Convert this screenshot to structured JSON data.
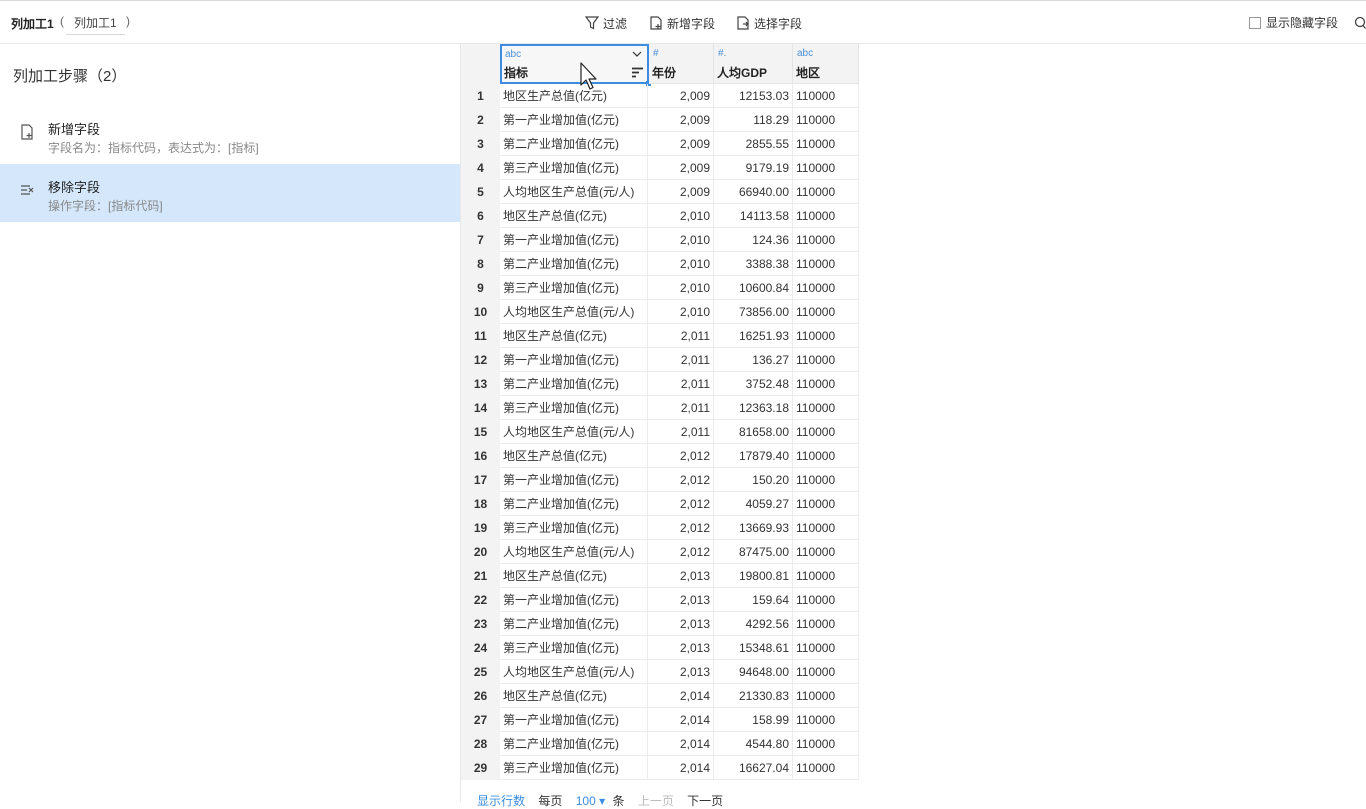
{
  "toolbar": {
    "title": "列加工1",
    "paren_open": "(",
    "name": "列加工1",
    "paren_close": ")",
    "filter_label": "过滤",
    "add_field_label": "新增字段",
    "select_field_label": "选择字段",
    "show_hidden_label": "显示隐藏字段"
  },
  "steps": {
    "title": "列加工步骤（2）",
    "items": [
      {
        "name": "新增字段",
        "desc": "字段名为：指标代码，表达式为：[指标]"
      },
      {
        "name": "移除字段",
        "desc": "操作字段：[指标代码]"
      }
    ]
  },
  "table": {
    "columns": [
      {
        "type": "abc",
        "name": "指标"
      },
      {
        "type": "#",
        "name": "年份"
      },
      {
        "type": "#.",
        "name": "人均GDP"
      },
      {
        "type": "abc",
        "name": "地区"
      }
    ],
    "rows": [
      [
        "1",
        "地区生产总值(亿元)",
        "2,009",
        "12153.03",
        "110000"
      ],
      [
        "2",
        "第一产业增加值(亿元)",
        "2,009",
        "118.29",
        "110000"
      ],
      [
        "3",
        "第二产业增加值(亿元)",
        "2,009",
        "2855.55",
        "110000"
      ],
      [
        "4",
        "第三产业增加值(亿元)",
        "2,009",
        "9179.19",
        "110000"
      ],
      [
        "5",
        "人均地区生产总值(元/人)",
        "2,009",
        "66940.00",
        "110000"
      ],
      [
        "6",
        "地区生产总值(亿元)",
        "2,010",
        "14113.58",
        "110000"
      ],
      [
        "7",
        "第一产业增加值(亿元)",
        "2,010",
        "124.36",
        "110000"
      ],
      [
        "8",
        "第二产业增加值(亿元)",
        "2,010",
        "3388.38",
        "110000"
      ],
      [
        "9",
        "第三产业增加值(亿元)",
        "2,010",
        "10600.84",
        "110000"
      ],
      [
        "10",
        "人均地区生产总值(元/人)",
        "2,010",
        "73856.00",
        "110000"
      ],
      [
        "11",
        "地区生产总值(亿元)",
        "2,011",
        "16251.93",
        "110000"
      ],
      [
        "12",
        "第一产业增加值(亿元)",
        "2,011",
        "136.27",
        "110000"
      ],
      [
        "13",
        "第二产业增加值(亿元)",
        "2,011",
        "3752.48",
        "110000"
      ],
      [
        "14",
        "第三产业增加值(亿元)",
        "2,011",
        "12363.18",
        "110000"
      ],
      [
        "15",
        "人均地区生产总值(元/人)",
        "2,011",
        "81658.00",
        "110000"
      ],
      [
        "16",
        "地区生产总值(亿元)",
        "2,012",
        "17879.40",
        "110000"
      ],
      [
        "17",
        "第一产业增加值(亿元)",
        "2,012",
        "150.20",
        "110000"
      ],
      [
        "18",
        "第二产业增加值(亿元)",
        "2,012",
        "4059.27",
        "110000"
      ],
      [
        "19",
        "第三产业增加值(亿元)",
        "2,012",
        "13669.93",
        "110000"
      ],
      [
        "20",
        "人均地区生产总值(元/人)",
        "2,012",
        "87475.00",
        "110000"
      ],
      [
        "21",
        "地区生产总值(亿元)",
        "2,013",
        "19800.81",
        "110000"
      ],
      [
        "22",
        "第一产业增加值(亿元)",
        "2,013",
        "159.64",
        "110000"
      ],
      [
        "23",
        "第二产业增加值(亿元)",
        "2,013",
        "4292.56",
        "110000"
      ],
      [
        "24",
        "第三产业增加值(亿元)",
        "2,013",
        "15348.61",
        "110000"
      ],
      [
        "25",
        "人均地区生产总值(元/人)",
        "2,013",
        "94648.00",
        "110000"
      ],
      [
        "26",
        "地区生产总值(亿元)",
        "2,014",
        "21330.83",
        "110000"
      ],
      [
        "27",
        "第一产业增加值(亿元)",
        "2,014",
        "158.99",
        "110000"
      ],
      [
        "28",
        "第二产业增加值(亿元)",
        "2,014",
        "4544.80",
        "110000"
      ],
      [
        "29",
        "第三产业增加值(亿元)",
        "2,014",
        "16627.04",
        "110000"
      ]
    ]
  },
  "footer": {
    "display_rows": "显示行数",
    "per_page": "每页",
    "page_size": "100 ▾",
    "unit": "条",
    "prev": "上一页",
    "next": "下一页"
  },
  "colors": {
    "accent": "#3b8de0",
    "active_step": "#d4e7fb"
  }
}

= Short problem =
In the data above, tally the lines holding "指标代码" and answer with the figure only.

= Exercise result =
2